◆ What to work on
Please repeat all of the listing exactly.

◆ Working data

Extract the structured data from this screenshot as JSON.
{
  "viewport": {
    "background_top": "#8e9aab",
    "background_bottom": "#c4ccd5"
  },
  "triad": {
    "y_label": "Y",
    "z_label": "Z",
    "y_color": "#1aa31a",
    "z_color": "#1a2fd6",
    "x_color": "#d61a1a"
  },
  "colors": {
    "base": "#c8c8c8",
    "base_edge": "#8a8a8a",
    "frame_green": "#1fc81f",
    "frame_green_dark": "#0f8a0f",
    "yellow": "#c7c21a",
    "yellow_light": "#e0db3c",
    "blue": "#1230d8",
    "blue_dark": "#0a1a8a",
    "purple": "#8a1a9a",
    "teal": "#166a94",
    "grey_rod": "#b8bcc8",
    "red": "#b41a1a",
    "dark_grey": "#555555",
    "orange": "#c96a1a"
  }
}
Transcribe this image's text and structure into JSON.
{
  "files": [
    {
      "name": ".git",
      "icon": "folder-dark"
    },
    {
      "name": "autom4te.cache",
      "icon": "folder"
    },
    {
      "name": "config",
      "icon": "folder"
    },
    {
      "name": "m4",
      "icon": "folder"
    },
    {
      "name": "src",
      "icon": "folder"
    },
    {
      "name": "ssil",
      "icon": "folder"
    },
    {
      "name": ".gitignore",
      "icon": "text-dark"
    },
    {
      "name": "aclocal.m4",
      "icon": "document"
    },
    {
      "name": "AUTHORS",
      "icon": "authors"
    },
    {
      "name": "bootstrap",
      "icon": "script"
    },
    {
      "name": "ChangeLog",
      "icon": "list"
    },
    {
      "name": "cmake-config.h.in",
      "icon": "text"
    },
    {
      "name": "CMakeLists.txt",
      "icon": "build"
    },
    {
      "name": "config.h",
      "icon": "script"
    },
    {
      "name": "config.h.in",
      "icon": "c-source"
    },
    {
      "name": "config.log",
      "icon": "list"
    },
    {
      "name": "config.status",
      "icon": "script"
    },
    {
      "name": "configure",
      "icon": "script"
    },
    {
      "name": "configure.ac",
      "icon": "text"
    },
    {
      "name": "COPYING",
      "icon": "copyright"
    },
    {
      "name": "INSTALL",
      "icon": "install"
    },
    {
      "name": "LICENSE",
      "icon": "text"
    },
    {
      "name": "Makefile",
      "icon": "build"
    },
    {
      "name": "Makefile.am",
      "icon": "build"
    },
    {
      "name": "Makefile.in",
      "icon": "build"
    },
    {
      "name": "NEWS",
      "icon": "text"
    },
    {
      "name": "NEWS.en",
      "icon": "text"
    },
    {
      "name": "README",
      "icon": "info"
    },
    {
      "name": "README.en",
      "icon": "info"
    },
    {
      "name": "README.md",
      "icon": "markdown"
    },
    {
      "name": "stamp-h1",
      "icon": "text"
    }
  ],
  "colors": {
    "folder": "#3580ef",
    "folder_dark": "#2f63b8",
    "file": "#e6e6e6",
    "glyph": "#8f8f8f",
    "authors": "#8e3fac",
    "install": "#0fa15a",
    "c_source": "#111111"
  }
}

◆ Complete answer
Extract the structured data from this screenshot as JSON.
{
  "viewport": {
    "background_top": "#8e9aab",
    "background_bottom": "#c4ccd5"
  },
  "triad": {
    "y_label": "Y",
    "z_label": "Z",
    "y_color": "#1aa31a",
    "z_color": "#1a2fd6",
    "x_color": "#d61a1a"
  },
  "colors": {
    "base": "#c8c8c8",
    "base_edge": "#8a8a8a",
    "frame_green": "#1fc81f",
    "frame_green_dark": "#0f8a0f",
    "yellow": "#c7c21a",
    "yellow_light": "#e0db3c",
    "blue": "#1230d8",
    "blue_dark": "#0a1a8a",
    "purple": "#8a1a9a",
    "teal": "#166a94",
    "grey_rod": "#b8bcc8",
    "red": "#b41a1a",
    "dark_grey": "#555555",
    "orange": "#c96a1a"
  }
}
Transcribe this image's text and structure into JSON.
{
  "files": [
    {
      "name": ".git",
      "icon": "folder-dark"
    },
    {
      "name": "autom4te.cache",
      "icon": "folder"
    },
    {
      "name": "config",
      "icon": "folder"
    },
    {
      "name": "m4",
      "icon": "folder"
    },
    {
      "name": "src",
      "icon": "folder"
    },
    {
      "name": "ssil",
      "icon": "folder"
    },
    {
      "name": ".gitignore",
      "icon": "text-dark"
    },
    {
      "name": "aclocal.m4",
      "icon": "document"
    },
    {
      "name": "AUTHORS",
      "icon": "authors"
    },
    {
      "name": "bootstrap",
      "icon": "script"
    },
    {
      "name": "ChangeLog",
      "icon": "list"
    },
    {
      "name": "cmake-config.h.in",
      "icon": "text"
    },
    {
      "name": "CMakeLists.txt",
      "icon": "build"
    },
    {
      "name": "config.h",
      "icon": "script"
    },
    {
      "name": "config.h.in",
      "icon": "c-source"
    },
    {
      "name": "config.log",
      "icon": "list"
    },
    {
      "name": "config.status",
      "icon": "script"
    },
    {
      "name": "configure",
      "icon": "script"
    },
    {
      "name": "configure.ac",
      "icon": "text"
    },
    {
      "name": "COPYING",
      "icon": "copyright"
    },
    {
      "name": "INSTALL",
      "icon": "install"
    },
    {
      "name": "LICENSE",
      "icon": "text"
    },
    {
      "name": "Makefile",
      "icon": "build"
    },
    {
      "name": "Makefile.am",
      "icon": "build"
    },
    {
      "name": "Makefile.in",
      "icon": "build"
    },
    {
      "name": "NEWS",
      "icon": "text"
    },
    {
      "name": "NEWS.en",
      "icon": "text"
    },
    {
      "name": "README",
      "icon": "info"
    },
    {
      "name": "README.en",
      "icon": "info"
    },
    {
      "name": "README.md",
      "icon": "markdown"
    },
    {
      "name": "stamp-h1",
      "icon": "text"
    }
  ],
  "colors": {
    "folder": "#3580ef",
    "folder_dark": "#2f63b8",
    "file": "#e6e6e6",
    "glyph": "#8f8f8f",
    "authors": "#8e3fac",
    "install": "#0fa15a",
    "c_source": "#111111"
  }
}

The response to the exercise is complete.